## Source:
-- Begin --
FMP JSONL Dedupe & Verify (Annual & Quarterly)

What it does (per file under income_statement, balance_sheet, cash_flow):
1) Reads .jsonl rows
2) Detects duplicates using robust keys:
   - Annual (FY):   ("FY", calendarYear) or ("FY", date[:4]) fallback
   - Quarterly (Q): ("Q", date, period) with period ∈ {Q1,Q2,Q3,Q4,quarter}
3) Keeps exactly ONE row per key and removes extras
   - Never deletes the only row for a key (so FY/Q coverage is preserved)
   - Tie-break: keeps the row with the greatest "completeness" (most non-null fields);
               if tied, keeps the LAST occurrence in the file (stable, deterministic)
4) Writes a timestamped backup of the original file next to it
5) Writes the cleaned file in place
6) Re-runs a duplicate scan and prints a short report
7) Also writes a CSV summary after-cleanup: duplicate_scan_report_after.csv

Only touches: income_statement, balance_sheet, cash_flow.
Skips: ratios (often not FY/Q-marked).

Usage:
  python3 fmp_dedupe_jsonl.py
"""

from pathlib import Path
import json
from collections import defaultdict
import csv
from datetime import datetime
from typing import Dict, Tuple, Any, List

# ---------- CONFIG ----------
ROOT = Path("/Users/martingobbo/stock-dashboard/data/raw/fmp")
SUBDIRS = {
    "income_statement": ROOT / "income_statement",
    "balance_sheet":    ROOT / "balance_sheet",
    "cash_flow":        ROOT / "cash_flow",
}
OUTPUT_CSV_AFTER = Path("duplicate_scan_report_after.csv")

# ---------- HELPERS ----------
def read_jsonl(path: Path):
    """Yield (line_idx, parsed_dict) from a .jsonl; skip malformed lines but preserve index."""
    with path.open("r") as f:
        for i, line in enumerate(f):
            line = line.strip()
-- End --
## Listing:
-- Begin --
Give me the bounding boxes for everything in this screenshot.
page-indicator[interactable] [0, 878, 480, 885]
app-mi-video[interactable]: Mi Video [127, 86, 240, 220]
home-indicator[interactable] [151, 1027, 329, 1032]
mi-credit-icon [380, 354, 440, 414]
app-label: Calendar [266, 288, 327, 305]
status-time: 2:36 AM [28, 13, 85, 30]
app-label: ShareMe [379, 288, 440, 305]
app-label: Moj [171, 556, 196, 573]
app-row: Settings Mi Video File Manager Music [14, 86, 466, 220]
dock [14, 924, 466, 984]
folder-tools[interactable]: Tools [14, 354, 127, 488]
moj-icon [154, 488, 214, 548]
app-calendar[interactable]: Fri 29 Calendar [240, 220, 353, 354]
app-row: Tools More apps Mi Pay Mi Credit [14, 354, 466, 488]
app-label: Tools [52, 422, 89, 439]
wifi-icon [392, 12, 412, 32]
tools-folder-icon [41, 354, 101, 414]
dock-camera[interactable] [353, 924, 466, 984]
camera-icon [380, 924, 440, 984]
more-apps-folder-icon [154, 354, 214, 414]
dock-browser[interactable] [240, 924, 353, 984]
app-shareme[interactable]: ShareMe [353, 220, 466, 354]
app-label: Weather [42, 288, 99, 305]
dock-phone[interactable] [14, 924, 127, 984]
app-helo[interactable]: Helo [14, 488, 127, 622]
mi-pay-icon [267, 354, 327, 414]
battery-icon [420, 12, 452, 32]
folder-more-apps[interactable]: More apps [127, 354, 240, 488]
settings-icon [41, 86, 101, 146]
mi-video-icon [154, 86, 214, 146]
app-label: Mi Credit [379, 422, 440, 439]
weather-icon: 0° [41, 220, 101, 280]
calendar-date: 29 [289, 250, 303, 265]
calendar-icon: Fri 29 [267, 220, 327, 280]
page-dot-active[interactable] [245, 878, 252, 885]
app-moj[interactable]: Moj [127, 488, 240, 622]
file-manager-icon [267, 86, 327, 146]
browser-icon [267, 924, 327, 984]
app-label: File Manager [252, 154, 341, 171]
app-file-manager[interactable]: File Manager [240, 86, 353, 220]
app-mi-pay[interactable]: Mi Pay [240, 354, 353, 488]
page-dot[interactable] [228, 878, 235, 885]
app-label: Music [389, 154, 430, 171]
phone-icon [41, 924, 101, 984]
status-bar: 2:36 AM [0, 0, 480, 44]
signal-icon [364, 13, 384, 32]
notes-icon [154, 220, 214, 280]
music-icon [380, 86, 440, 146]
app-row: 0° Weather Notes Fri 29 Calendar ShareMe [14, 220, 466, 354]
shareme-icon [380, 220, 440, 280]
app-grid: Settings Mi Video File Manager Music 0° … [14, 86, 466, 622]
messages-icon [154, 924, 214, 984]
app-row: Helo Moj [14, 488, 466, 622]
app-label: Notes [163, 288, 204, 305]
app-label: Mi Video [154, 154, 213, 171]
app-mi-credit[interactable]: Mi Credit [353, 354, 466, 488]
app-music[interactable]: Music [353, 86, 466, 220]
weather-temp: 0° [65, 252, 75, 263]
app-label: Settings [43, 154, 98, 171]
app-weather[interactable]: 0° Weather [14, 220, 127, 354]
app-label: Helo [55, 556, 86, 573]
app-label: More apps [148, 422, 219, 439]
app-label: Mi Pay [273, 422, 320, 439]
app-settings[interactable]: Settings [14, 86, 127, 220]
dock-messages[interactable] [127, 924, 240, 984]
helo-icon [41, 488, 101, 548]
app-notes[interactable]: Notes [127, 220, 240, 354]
-- End --
## Exercises to complete:
1 – In the dedupe script, when two rows for the same key have equal completeness, which one is kept?
2 – Continue the dedupe script from its last line.
The records come from a different source than the dedupe script.

## Answers provided:
1 – The last occurrence in the file is kept.

2 –
            if not line:
                continue
            try:
                yield i, json.loads(line)
            except Exception:
                # Malformed lines are ignored during dedupe (cannot key them), but we won't re-emit them.
                # If you prefer, you could append them verbatim at the end.
                continue

def norm_period(value: Any) -> str:
    """Normalize period string to: 'FY','Q1','Q2','Q3','Q4','quarter','unknown'."""
    if value is None:
        return "unknown"
    s = str(value).strip().lower()
    if s in {"fy", "annual", "year"}:
        return "FY"
    if s in {"q1", "q2", "q3", "q4"}:
        return s.upper()
    if s == "quarter":
        return "quarter"
    return s or "unknown"

def is_annual(p: str) -> bool:
    return p == "FY"

def is_quarterly(p: str) -> bool:
    return p in {"Q1", "Q2", "Q3", "Q4", "quarter"}

def annual_key(row: Dict[str, Any]) -> Tuple[str, str]:
    """Compute robust FY key from a row."""
    cal_year = str(row.get("calendarYear") or "").strip()
    if cal_year:
        return ("FY", cal_year)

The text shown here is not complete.